The problem =
Note each line of the listing that contains the string "Component", and copy it.

Dataset entries =
+ + + + + + +
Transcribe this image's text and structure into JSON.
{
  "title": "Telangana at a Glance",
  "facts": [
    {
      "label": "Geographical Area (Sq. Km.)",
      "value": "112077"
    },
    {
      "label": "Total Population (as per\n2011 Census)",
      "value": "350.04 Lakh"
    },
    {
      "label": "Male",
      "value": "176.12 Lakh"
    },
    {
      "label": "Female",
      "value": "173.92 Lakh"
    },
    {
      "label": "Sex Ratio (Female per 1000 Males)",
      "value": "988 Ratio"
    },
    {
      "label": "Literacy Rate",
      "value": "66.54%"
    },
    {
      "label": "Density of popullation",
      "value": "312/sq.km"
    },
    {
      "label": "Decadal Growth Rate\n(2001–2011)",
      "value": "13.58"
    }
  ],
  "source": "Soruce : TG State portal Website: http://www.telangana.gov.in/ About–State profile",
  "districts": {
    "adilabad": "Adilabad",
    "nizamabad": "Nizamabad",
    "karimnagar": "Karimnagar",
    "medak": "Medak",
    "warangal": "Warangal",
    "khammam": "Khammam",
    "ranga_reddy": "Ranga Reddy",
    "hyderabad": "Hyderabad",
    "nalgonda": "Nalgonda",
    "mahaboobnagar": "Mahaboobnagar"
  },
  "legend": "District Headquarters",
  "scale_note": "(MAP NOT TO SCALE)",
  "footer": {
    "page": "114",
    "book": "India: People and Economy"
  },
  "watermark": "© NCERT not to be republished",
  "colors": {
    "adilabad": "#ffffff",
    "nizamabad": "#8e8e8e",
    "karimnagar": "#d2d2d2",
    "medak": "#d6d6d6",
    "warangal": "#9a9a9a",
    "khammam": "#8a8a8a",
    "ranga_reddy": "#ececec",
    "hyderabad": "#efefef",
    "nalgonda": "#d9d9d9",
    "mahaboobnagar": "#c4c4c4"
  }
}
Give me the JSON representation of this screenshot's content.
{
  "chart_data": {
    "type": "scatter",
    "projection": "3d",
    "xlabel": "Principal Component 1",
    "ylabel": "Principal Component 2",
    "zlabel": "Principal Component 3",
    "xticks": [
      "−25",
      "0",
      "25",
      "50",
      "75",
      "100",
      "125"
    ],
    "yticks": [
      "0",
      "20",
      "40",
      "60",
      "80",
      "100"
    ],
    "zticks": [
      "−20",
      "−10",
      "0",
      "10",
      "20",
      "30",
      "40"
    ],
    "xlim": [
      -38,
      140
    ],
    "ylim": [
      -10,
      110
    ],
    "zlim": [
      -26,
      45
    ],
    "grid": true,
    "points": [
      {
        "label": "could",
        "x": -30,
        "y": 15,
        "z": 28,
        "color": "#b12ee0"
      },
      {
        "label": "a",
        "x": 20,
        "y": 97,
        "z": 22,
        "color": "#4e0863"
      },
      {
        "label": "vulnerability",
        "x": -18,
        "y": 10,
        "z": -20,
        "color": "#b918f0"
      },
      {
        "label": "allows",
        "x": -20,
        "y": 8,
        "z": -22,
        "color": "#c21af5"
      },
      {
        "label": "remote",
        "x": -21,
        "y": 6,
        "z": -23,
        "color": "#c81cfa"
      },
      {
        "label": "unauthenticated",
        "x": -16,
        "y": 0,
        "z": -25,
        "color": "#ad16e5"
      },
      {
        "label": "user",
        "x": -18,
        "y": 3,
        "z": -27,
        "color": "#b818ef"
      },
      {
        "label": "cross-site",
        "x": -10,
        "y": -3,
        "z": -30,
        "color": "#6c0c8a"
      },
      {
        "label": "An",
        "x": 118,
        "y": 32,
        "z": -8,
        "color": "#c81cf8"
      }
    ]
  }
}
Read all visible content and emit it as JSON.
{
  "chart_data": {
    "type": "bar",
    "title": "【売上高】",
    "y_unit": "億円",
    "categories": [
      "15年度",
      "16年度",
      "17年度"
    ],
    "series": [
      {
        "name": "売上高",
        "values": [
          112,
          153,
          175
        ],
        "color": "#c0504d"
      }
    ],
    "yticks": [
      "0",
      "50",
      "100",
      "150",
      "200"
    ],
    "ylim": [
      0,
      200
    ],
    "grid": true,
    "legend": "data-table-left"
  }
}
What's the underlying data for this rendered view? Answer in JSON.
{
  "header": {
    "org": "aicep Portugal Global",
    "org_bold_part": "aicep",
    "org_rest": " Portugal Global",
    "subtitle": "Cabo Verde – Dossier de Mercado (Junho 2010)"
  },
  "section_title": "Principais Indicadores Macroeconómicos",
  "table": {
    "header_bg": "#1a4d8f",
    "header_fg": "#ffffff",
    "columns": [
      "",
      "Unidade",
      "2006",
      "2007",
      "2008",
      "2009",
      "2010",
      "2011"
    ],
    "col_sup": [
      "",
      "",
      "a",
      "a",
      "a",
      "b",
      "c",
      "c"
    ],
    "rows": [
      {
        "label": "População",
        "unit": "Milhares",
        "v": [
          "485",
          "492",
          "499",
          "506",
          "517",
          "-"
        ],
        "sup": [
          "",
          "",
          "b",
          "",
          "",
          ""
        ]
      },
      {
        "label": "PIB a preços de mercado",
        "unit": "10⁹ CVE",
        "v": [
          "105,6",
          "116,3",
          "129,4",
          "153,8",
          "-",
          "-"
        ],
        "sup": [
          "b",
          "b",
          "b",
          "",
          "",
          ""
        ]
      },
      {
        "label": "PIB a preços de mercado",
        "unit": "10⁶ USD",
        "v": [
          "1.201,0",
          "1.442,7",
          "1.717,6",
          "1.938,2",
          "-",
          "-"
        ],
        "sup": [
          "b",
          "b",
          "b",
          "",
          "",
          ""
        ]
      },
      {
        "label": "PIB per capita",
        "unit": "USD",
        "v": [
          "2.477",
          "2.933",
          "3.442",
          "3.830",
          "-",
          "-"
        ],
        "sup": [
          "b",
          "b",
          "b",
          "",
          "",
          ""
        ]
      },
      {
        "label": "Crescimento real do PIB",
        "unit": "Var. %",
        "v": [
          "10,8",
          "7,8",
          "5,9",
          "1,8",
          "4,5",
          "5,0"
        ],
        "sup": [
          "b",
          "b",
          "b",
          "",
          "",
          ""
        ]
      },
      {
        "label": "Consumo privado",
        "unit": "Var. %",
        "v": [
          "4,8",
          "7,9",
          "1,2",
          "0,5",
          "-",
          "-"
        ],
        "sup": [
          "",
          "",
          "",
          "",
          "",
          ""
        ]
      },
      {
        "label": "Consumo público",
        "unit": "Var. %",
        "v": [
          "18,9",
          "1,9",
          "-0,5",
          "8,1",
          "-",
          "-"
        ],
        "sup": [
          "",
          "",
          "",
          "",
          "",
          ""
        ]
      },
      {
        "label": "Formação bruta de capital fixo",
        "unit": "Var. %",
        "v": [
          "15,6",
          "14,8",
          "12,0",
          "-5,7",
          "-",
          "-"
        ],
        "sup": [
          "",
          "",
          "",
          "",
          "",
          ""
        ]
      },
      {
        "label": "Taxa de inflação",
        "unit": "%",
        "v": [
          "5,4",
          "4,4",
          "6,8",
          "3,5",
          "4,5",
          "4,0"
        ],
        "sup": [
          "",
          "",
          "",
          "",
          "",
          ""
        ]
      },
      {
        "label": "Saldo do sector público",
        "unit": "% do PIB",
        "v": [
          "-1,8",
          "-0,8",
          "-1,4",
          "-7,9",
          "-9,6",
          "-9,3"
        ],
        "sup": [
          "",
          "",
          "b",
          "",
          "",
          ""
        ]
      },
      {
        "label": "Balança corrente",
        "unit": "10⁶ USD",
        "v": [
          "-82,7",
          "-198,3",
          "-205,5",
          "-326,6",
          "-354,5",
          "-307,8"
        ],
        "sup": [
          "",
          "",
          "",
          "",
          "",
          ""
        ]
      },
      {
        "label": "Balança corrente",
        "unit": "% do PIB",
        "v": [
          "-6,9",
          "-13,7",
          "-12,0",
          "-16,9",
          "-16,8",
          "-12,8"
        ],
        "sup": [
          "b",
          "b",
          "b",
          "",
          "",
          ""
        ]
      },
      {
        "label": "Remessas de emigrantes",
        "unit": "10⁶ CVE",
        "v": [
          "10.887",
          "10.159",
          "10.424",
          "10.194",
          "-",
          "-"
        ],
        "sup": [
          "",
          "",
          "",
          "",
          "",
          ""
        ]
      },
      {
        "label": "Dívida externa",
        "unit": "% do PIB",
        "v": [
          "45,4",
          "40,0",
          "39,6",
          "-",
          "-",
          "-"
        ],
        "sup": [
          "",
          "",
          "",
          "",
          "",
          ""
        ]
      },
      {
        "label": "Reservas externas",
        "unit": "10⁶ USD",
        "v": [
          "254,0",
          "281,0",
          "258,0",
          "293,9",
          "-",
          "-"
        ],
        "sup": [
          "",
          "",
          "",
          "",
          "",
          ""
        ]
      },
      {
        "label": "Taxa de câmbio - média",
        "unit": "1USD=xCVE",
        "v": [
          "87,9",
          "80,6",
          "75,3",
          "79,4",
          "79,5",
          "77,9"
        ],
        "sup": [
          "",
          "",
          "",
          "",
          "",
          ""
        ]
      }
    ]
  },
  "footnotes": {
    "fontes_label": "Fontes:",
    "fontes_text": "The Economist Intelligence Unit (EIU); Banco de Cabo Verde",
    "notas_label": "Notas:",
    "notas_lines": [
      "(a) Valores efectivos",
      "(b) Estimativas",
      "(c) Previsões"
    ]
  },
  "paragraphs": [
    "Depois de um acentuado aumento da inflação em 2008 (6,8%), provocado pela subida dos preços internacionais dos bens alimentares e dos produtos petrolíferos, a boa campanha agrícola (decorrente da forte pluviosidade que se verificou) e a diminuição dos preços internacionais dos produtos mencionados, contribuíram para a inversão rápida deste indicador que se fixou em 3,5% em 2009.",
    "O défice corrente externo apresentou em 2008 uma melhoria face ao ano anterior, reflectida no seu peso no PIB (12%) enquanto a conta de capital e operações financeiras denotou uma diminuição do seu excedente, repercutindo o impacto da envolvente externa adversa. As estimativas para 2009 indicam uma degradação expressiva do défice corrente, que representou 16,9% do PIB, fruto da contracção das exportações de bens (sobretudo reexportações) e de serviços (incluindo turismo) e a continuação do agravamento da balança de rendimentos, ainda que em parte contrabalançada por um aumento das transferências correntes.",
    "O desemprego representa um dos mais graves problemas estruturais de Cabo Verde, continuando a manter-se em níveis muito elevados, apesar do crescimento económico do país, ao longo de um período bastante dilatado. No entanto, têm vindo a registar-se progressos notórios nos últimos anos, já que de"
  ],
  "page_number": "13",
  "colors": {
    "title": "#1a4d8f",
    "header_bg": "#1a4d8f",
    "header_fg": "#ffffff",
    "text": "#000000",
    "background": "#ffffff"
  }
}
+ + + + + + +
Answer =
    "xlabel": "Principal Component 1",
    "ylabel": "Principal Component 2",
    "zlabel": "Principal Component 3",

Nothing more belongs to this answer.